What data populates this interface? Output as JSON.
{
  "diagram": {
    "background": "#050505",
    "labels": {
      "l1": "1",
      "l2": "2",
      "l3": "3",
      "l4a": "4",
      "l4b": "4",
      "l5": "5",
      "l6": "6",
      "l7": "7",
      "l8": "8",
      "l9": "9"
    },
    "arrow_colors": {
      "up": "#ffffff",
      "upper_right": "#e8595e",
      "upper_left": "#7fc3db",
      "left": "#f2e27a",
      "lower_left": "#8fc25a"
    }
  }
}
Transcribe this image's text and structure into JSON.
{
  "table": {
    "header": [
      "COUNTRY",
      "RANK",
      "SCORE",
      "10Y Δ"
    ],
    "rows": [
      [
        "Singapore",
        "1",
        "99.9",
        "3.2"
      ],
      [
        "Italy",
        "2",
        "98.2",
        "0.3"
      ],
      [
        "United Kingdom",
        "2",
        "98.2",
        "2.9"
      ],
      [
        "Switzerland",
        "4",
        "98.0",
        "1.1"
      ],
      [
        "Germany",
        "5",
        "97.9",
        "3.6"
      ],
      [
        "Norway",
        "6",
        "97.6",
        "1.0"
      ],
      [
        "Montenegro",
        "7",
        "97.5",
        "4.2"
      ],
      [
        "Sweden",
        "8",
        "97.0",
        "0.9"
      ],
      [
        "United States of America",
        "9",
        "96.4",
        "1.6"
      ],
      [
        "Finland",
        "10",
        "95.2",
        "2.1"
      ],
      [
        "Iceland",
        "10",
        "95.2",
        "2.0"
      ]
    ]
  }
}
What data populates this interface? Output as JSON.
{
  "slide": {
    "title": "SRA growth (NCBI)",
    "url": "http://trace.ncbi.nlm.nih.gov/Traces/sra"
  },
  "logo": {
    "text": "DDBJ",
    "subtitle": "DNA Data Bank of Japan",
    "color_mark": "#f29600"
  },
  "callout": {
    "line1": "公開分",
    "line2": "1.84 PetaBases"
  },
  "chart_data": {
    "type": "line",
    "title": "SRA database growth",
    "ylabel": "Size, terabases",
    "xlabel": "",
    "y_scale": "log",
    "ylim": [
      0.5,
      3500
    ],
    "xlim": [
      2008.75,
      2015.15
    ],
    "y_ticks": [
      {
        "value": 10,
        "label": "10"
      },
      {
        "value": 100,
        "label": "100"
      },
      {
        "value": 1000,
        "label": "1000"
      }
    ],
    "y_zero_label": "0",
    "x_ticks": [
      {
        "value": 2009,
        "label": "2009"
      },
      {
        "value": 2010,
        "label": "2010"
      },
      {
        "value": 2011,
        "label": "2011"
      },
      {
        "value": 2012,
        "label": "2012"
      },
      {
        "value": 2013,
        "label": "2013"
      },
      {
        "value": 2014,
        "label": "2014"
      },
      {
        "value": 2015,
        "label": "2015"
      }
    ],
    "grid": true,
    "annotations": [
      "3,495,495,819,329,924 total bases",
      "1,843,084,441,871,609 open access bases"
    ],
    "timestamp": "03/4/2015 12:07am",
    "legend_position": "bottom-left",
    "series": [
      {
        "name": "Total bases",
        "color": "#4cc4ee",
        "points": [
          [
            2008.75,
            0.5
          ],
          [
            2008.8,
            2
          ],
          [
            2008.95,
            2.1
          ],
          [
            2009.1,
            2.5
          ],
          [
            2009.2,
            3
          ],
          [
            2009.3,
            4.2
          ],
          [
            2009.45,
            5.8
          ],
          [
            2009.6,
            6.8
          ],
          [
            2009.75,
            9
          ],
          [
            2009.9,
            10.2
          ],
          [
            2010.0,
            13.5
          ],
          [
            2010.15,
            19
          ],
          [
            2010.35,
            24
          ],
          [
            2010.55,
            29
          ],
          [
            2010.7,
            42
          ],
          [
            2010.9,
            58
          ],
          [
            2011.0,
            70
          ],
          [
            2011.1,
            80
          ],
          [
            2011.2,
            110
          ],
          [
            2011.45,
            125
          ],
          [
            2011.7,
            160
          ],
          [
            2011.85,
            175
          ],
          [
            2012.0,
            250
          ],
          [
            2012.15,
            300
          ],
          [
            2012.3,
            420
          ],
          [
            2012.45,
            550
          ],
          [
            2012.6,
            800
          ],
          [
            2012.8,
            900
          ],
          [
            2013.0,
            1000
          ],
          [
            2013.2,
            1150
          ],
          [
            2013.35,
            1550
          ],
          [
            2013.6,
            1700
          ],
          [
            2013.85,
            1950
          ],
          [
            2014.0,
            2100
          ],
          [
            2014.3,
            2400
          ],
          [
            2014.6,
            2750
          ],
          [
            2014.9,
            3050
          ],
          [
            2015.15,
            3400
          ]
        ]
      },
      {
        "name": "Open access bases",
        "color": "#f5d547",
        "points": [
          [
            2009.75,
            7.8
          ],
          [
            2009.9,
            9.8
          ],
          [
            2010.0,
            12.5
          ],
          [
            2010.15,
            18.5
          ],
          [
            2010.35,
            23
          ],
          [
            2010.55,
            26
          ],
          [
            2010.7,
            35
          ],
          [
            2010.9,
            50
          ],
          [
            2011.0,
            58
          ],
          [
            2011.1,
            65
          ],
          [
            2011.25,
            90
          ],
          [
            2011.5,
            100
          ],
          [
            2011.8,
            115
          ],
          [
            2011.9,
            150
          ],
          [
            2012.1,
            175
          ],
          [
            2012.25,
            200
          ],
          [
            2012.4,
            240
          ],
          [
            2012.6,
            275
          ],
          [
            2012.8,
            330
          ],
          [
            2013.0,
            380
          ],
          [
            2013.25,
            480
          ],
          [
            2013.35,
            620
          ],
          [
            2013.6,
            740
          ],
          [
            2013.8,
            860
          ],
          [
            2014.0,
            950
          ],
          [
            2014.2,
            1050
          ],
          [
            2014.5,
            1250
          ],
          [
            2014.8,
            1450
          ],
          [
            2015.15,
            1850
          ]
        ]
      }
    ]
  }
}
=-=-=-=-=
Exercise goal: Restate each of the entries above verbatim.

Finished answer:
What data populates this interface? Output as JSON.
{
  "diagram": {
    "background": "#050505",
    "labels": {
      "l1": "1",
      "l2": "2",
      "l3": "3",
      "l4a": "4",
      "l4b": "4",
      "l5": "5",
      "l6": "6",
      "l7": "7",
      "l8": "8",
      "l9": "9"
    },
    "arrow_colors": {
      "up": "#ffffff",
      "upper_right": "#e8595e",
      "upper_left": "#7fc3db",
      "left": "#f2e27a",
      "lower_left": "#8fc25a"
    }
  }
}
Transcribe this image's text and structure into JSON.
{
  "table": {
    "header": [
      "COUNTRY",
      "RANK",
      "SCORE",
      "10Y Δ"
    ],
    "rows": [
      [
        "Singapore",
        "1",
        "99.9",
        "3.2"
      ],
      [
        "Italy",
        "2",
        "98.2",
        "0.3"
      ],
      [
        "United Kingdom",
        "2",
        "98.2",
        "2.9"
      ],
      [
        "Switzerland",
        "4",
        "98.0",
        "1.1"
      ],
      [
        "Germany",
        "5",
        "97.9",
        "3.6"
      ],
      [
        "Norway",
        "6",
        "97.6",
        "1.0"
      ],
      [
        "Montenegro",
        "7",
        "97.5",
        "4.2"
      ],
      [
        "Sweden",
        "8",
        "97.0",
        "0.9"
      ],
      [
        "United States of America",
        "9",
        "96.4",
        "1.6"
      ],
      [
        "Finland",
        "10",
        "95.2",
        "2.1"
      ],
      [
        "Iceland",
        "10",
        "95.2",
        "2.0"
      ]
    ]
  }
}
What data populates this interface? Output as JSON.
{
  "slide": {
    "title": "SRA growth (NCBI)",
    "url": "http://trace.ncbi.nlm.nih.gov/Traces/sra"
  },
  "logo": {
    "text": "DDBJ",
    "subtitle": "DNA Data Bank of Japan",
    "color_mark": "#f29600"
  },
  "callout": {
    "line1": "公開分",
    "line2": "1.84 PetaBases"
  },
  "chart_data": {
    "type": "line",
    "title": "SRA database growth",
    "ylabel": "Size, terabases",
    "xlabel": "",
    "y_scale": "log",
    "ylim": [
      0.5,
      3500
    ],
    "xlim": [
      2008.75,
      2015.15
    ],
    "y_ticks": [
      {
        "value": 10,
        "label": "10"
      },
      {
        "value": 100,
        "label": "100"
      },
      {
        "value": 1000,
        "label": "1000"
      }
    ],
    "y_zero_label": "0",
    "x_ticks": [
      {
        "value": 2009,
        "label": "2009"
      },
      {
        "value": 2010,
        "label": "2010"
      },
      {
        "value": 2011,
        "label": "2011"
      },
      {
        "value": 2012,
        "label": "2012"
      },
      {
        "value": 2013,
        "label": "2013"
      },
      {
        "value": 2014,
        "label": "2014"
      },
      {
        "value": 2015,
        "label": "2015"
      }
    ],
    "grid": true,
    "annotations": [
      "3,495,495,819,329,924 total bases",
      "1,843,084,441,871,609 open access bases"
    ],
    "timestamp": "03/4/2015 12:07am",
    "legend_position": "bottom-left",
    "series": [
      {
        "name": "Total bases",
        "color": "#4cc4ee",
        "points": [
          [
            2008.75,
            0.5
          ],
          [
            2008.8,
            2
          ],
          [
            2008.95,
            2.1
          ],
          [
            2009.1,
            2.5
          ],
          [
            2009.2,
            3
          ],
          [
            2009.3,
            4.2
          ],
          [
            2009.45,
            5.8
          ],
          [
            2009.6,
            6.8
          ],
          [
            2009.75,
            9
          ],
          [
            2009.9,
            10.2
          ],
          [
            2010.0,
            13.5
          ],
          [
            2010.15,
            19
          ],
          [
            2010.35,
            24
          ],
          [
            2010.55,
            29
          ],
          [
            2010.7,
            42
          ],
          [
            2010.9,
            58
          ],
          [
            2011.0,
            70
          ],
          [
            2011.1,
            80
          ],
          [
            2011.2,
            110
          ],
          [
            2011.45,
            125
          ],
          [
            2011.7,
            160
          ],
          [
            2011.85,
            175
          ],
          [
            2012.0,
            250
          ],
          [
            2012.15,
            300
          ],
          [
            2012.3,
            420
          ],
          [
            2012.45,
            550
          ],
          [
            2012.6,
            800
          ],
          [
            2012.8,
            900
          ],
          [
            2013.0,
            1000
          ],
          [
            2013.2,
            1150
          ],
          [
            2013.35,
            1550
          ],
          [
            2013.6,
            1700
          ],
          [
            2013.85,
            1950
          ],
          [
            2014.0,
            2100
          ],
          [
            2014.3,
            2400
          ],
          [
            2014.6,
            2750
          ],
          [
            2014.9,
            3050
          ],
          [
            2015.15,
            3400
          ]
        ]
      },
      {
        "name": "Open access bases",
        "color": "#f5d547",
        "points": [
          [
            2009.75,
            7.8
          ],
          [
            2009.9,
            9.8
          ],
          [
            2010.0,
            12.5
          ],
          [
            2010.15,
            18.5
          ],
          [
            2010.35,
            23
          ],
          [
            2010.55,
            26
          ],
          [
            2010.7,
            35
          ],
          [
            2010.9,
            50
          ],
          [
            2011.0,
            58
          ],
          [
            2011.1,
            65
          ],
          [
            2011.25,
            90
          ],
          [
            2011.5,
            100
          ],
          [
            2011.8,
            115
          ],
          [
            2011.9,
            150
          ],
          [
            2012.1,
            175
          ],
          [
            2012.25,
            200
          ],
          [
            2012.4,
            240
          ],
          [
            2012.6,
            275
          ],
          [
            2012.8,
            330
          ],
          [
            2013.0,
            380
          ],
          [
            2013.25,
            480
          ],
          [
            2013.35,
            620
          ],
          [
            2013.6,
            740
          ],
          [
            2013.8,
            860
          ],
          [
            2014.0,
            950
          ],
          [
            2014.2,
            1050
          ],
          [
            2014.5,
            1250
          ],
          [
            2014.8,
            1450
          ],
          [
            2015.15,
            1850
          ]
        ]
      }
    ]
  }
}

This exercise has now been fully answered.